WHAT YOU ARE ASKED TO DO> Retype the records that come next, word for word.

* begin EXCERPTED DATA *

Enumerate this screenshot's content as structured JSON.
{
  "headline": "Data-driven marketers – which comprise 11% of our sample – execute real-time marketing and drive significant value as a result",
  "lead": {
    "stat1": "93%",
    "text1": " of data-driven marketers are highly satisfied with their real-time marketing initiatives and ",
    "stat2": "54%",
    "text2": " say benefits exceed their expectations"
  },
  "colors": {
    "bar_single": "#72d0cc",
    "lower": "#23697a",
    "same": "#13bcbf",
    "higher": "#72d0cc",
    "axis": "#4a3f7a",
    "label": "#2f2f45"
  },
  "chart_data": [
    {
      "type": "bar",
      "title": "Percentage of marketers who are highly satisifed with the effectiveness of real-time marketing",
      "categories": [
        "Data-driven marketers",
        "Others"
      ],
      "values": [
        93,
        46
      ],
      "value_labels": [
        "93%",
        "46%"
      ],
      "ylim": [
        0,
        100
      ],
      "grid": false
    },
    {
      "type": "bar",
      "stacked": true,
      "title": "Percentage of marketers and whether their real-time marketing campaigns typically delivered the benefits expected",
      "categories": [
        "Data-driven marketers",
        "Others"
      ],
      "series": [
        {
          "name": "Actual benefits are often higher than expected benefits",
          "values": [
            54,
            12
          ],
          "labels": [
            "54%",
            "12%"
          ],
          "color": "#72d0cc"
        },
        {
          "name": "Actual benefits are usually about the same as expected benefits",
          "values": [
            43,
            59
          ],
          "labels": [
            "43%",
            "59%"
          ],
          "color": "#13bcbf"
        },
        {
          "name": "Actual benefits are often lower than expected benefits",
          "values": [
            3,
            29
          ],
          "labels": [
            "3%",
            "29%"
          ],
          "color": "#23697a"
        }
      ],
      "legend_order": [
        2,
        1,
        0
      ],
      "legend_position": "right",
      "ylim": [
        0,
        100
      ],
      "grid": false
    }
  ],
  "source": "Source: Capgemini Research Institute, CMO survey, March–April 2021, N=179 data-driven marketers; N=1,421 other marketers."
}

* end EXCERPTED DATA *

TASK SOLUTION>
Enumerate this screenshot's content as structured JSON.
{
  "headline": "Data-driven marketers – which comprise 11% of our sample – execute real-time marketing and drive significant value as a result",
  "lead": {
    "stat1": "93%",
    "text1": " of data-driven marketers are highly satisfied with their real-time marketing initiatives and ",
    "stat2": "54%",
    "text2": " say benefits exceed their expectations"
  },
  "colors": {
    "bar_single": "#72d0cc",
    "lower": "#23697a",
    "same": "#13bcbf",
    "higher": "#72d0cc",
    "axis": "#4a3f7a",
    "label": "#2f2f45"
  },
  "chart_data": [
    {
      "type": "bar",
      "title": "Percentage of marketers who are highly satisifed with the effectiveness of real-time marketing",
      "categories": [
        "Data-driven marketers",
        "Others"
      ],
      "values": [
        93,
        46
      ],
      "value_labels": [
        "93%",
        "46%"
      ],
      "ylim": [
        0,
        100
      ],
      "grid": false
    },
    {
      "type": "bar",
      "stacked": true,
      "title": "Percentage of marketers and whether their real-time marketing campaigns typically delivered the benefits expected",
      "categories": [
        "Data-driven marketers",
        "Others"
      ],
      "series": [
        {
          "name": "Actual benefits are often higher than expected benefits",
          "values": [
            54,
            12
          ],
          "labels": [
            "54%",
            "12%"
          ],
          "color": "#72d0cc"
        },
        {
          "name": "Actual benefits are usually about the same as expected benefits",
          "values": [
            43,
            59
          ],
          "labels": [
            "43%",
            "59%"
          ],
          "color": "#13bcbf"
        },
        {
          "name": "Actual benefits are often lower than expected benefits",
          "values": [
            3,
            29
          ],
          "labels": [
            "3%",
            "29%"
          ],
          "color": "#23697a"
        }
      ],
      "legend_order": [
        2,
        1,
        0
      ],
      "legend_position": "right",
      "ylim": [
        0,
        100
      ],
      "grid": false
    }
  ],
  "source": "Source: Capgemini Research Institute, CMO survey, March–April 2021, N=179 data-driven marketers; N=1,421 other marketers."
}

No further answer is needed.